**Exercise directions**
In your copy, include every line of the listing below exactly but none of the pictures.

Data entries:
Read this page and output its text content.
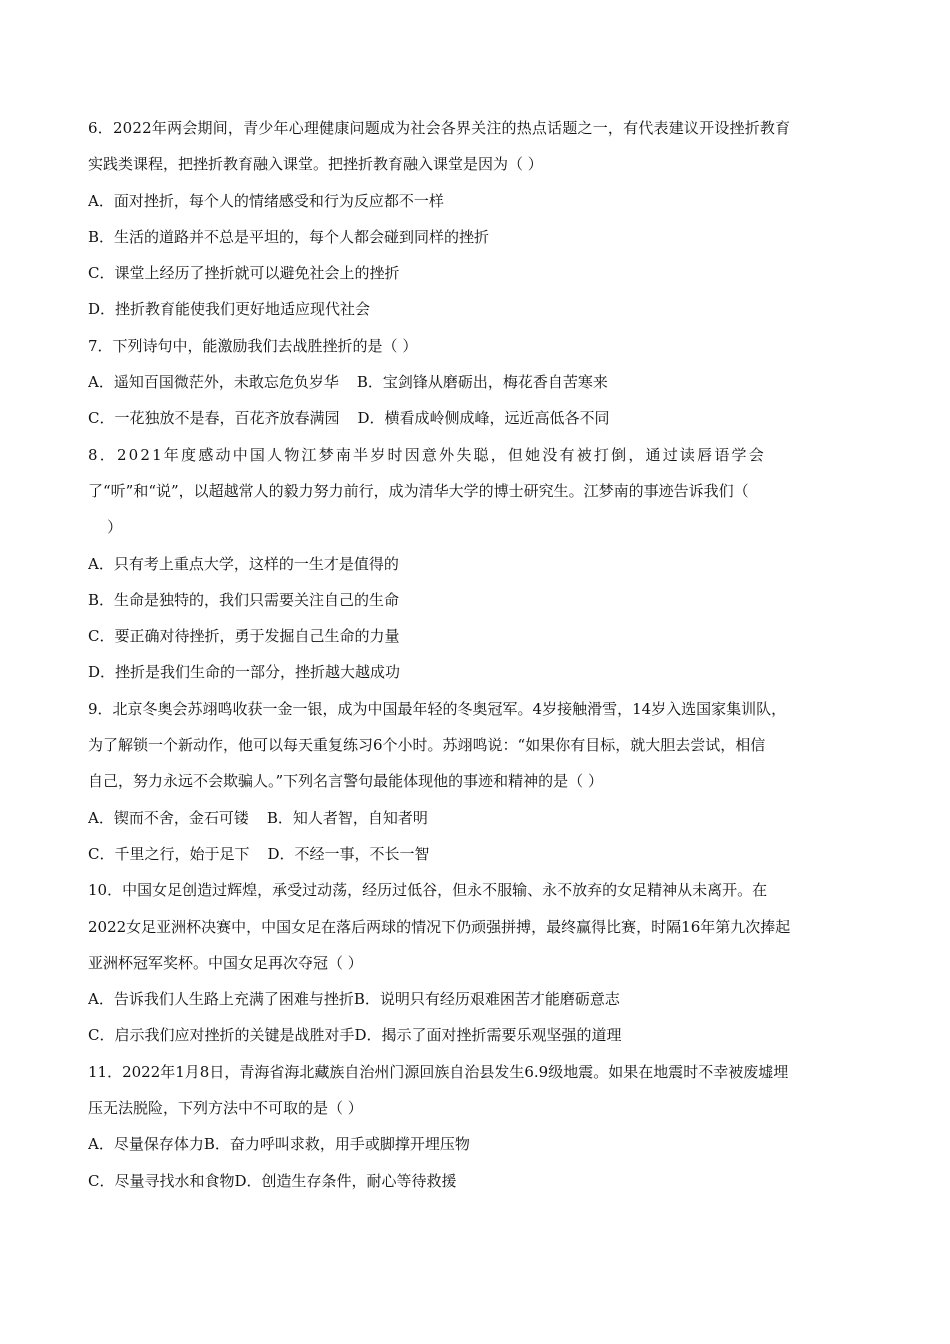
6．2022年两会期间，青少年心理健康问题成为社会各界关注的热点话题之一，有代表建议开设挫折教育
实践类课程，把挫折教育融入课堂。把挫折教育融入课堂是因为（ ）
A．面对挫折，每个人的情绪感受和行为反应都不一样
B．生活的道路并不总是平坦的，每个人都会碰到同样的挫折
C．课堂上经历了挫折就可以避免社会上的挫折
D．挫折教育能使我们更好地适应现代社会
7．下列诗句中，能激励我们去战胜挫折的是（ ）
A．遥知百国微茫外，未敢忘危负岁华 B．宝剑锋从磨砺出，梅花香自苦寒来
C．一花独放不是春，百花齐放春满园 D．横看成岭侧成峰，远近高低各不同
8．2021年度感动中国人物江梦南半岁时因意外失聪，但她没有被打倒，通过读唇语学会
了“听”和“说”，以超越常人的毅力努力前行，成为清华大学的博士研究生。江梦南的事迹告诉我们（
）
A．只有考上重点大学，这样的一生才是值得的
B．生命是独特的，我们只需要关注自己的生命
C．要正确对待挫折，勇于发掘自己生命的力量
D．挫折是我们生命的一部分，挫折越大越成功
9．北京冬奥会苏翊鸣收获一金一银，成为中国最年轻的冬奥冠军。4岁接触滑雪，14岁入选国家集训队，
为了解锁一个新动作，他可以每天重复练习6个小时。苏翊鸣说：“如果你有目标，就大胆去尝试，相信
自己，努力永远不会欺骗人。”下列名言警句最能体现他的事迹和精神的是（ ）
A．锲而不舍，金石可镂 B．知人者智，自知者明
C．千里之行，始于足下 D．不经一事，不长一智
10．中国女足创造过辉煌，承受过动荡，经历过低谷，但永不服输、永不放弃的女足精神从未离开。在
2022女足亚洲杯决赛中，中国女足在落后两球的情况下仍顽强拼搏，最终赢得比赛，时隔16年第九次捧起
亚洲杯冠军奖杯。中国女足再次夺冠（ ）
A．告诉我们人生路上充满了困难与挫折B．说明只有经历艰难困苦才能磨砺意志
C．启示我们应对挫折的关键是战胜对手D．揭示了面对挫折需要乐观坚强的道理
11．2022年1月8日，青海省海北藏族自治州门源回族自治县发生6.9级地震。如果在地震时不幸被废墟埋
压无法脱险，下列方法中不可取的是（ ）
A．尽量保存体力B．奋力呼叫求救，用手或脚撑开埋压物
C．尽量寻找水和食物D．创造生存条件，耐心等待救援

**Solution**
Read this page and output its text content.
6．2022年两会期间，青少年心理健康问题成为社会各界关注的热点话题之一，有代表建议开设挫折教育
实践类课程，把挫折教育融入课堂。把挫折教育融入课堂是因为（ ）
A．面对挫折，每个人的情绪感受和行为反应都不一样
B．生活的道路并不总是平坦的，每个人都会碰到同样的挫折
C．课堂上经历了挫折就可以避免社会上的挫折
D．挫折教育能使我们更好地适应现代社会
7．下列诗句中，能激励我们去战胜挫折的是（ ）
A．遥知百国微茫外，未敢忘危负岁华 B．宝剑锋从磨砺出，梅花香自苦寒来
C．一花独放不是春，百花齐放春满园 D．横看成岭侧成峰，远近高低各不同
8．2021年度感动中国人物江梦南半岁时因意外失聪，但她没有被打倒，通过读唇语学会
了“听”和“说”，以超越常人的毅力努力前行，成为清华大学的博士研究生。江梦南的事迹告诉我们（
）
A．只有考上重点大学，这样的一生才是值得的
B．生命是独特的，我们只需要关注自己的生命
C．要正确对待挫折，勇于发掘自己生命的力量
D．挫折是我们生命的一部分，挫折越大越成功
9．北京冬奥会苏翊鸣收获一金一银，成为中国最年轻的冬奥冠军。4岁接触滑雪，14岁入选国家集训队，
为了解锁一个新动作，他可以每天重复练习6个小时。苏翊鸣说：“如果你有目标，就大胆去尝试，相信
自己，努力永远不会欺骗人。”下列名言警句最能体现他的事迹和精神的是（ ）
A．锲而不舍，金石可镂 B．知人者智，自知者明
C．千里之行，始于足下 D．不经一事，不长一智
10．中国女足创造过辉煌，承受过动荡，经历过低谷，但永不服输、永不放弃的女足精神从未离开。在
2022女足亚洲杯决赛中，中国女足在落后两球的情况下仍顽强拼搏，最终赢得比赛，时隔16年第九次捧起
亚洲杯冠军奖杯。中国女足再次夺冠（ ）
A．告诉我们人生路上充满了困难与挫折B．说明只有经历艰难困苦才能磨砺意志
C．启示我们应对挫折的关键是战胜对手D．揭示了面对挫折需要乐观坚强的道理
11．2022年1月8日，青海省海北藏族自治州门源回族自治县发生6.9级地震。如果在地震时不幸被废墟埋
压无法脱险，下列方法中不可取的是（ ）
A．尽量保存体力B．奋力呼叫求救，用手或脚撑开埋压物
C．尽量寻找水和食物D．创造生存条件，耐心等待救援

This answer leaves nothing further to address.